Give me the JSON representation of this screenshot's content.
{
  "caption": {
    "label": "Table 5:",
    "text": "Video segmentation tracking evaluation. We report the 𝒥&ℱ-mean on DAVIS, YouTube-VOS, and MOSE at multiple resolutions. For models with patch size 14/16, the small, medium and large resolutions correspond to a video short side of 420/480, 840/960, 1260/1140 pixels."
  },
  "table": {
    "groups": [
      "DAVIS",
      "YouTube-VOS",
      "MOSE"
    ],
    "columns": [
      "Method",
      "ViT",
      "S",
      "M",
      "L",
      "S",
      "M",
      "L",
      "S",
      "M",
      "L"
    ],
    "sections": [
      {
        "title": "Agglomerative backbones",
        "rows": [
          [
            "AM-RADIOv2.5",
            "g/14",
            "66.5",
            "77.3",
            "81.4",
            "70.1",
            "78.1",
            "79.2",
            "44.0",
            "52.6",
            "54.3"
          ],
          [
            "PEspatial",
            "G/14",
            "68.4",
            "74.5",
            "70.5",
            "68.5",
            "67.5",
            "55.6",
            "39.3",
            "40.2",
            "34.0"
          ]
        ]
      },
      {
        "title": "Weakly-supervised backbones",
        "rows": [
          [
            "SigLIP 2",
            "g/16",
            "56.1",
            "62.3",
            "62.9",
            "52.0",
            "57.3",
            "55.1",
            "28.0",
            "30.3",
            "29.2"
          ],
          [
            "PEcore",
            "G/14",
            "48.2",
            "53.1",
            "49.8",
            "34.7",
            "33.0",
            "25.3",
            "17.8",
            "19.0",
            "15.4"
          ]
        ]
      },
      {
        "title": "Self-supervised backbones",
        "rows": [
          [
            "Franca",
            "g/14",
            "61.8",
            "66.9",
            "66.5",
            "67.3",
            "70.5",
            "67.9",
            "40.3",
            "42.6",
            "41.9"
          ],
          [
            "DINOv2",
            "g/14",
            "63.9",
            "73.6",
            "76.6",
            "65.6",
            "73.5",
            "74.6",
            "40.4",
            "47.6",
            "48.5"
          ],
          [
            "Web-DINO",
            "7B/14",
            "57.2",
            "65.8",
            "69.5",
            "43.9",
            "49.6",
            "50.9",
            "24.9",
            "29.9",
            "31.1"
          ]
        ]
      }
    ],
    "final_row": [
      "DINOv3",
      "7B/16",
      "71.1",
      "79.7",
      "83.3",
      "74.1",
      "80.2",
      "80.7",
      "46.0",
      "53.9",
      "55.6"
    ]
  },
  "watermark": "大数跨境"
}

- WHAT THE EXERCISE ASKS
Copy all lines from the entries that contain the word "backbones".

- FINISHED EXERCISE
        "title": "Agglomerative backbones",
        "title": "Weakly-supervised backbones",
        "title": "Self-supervised backbones",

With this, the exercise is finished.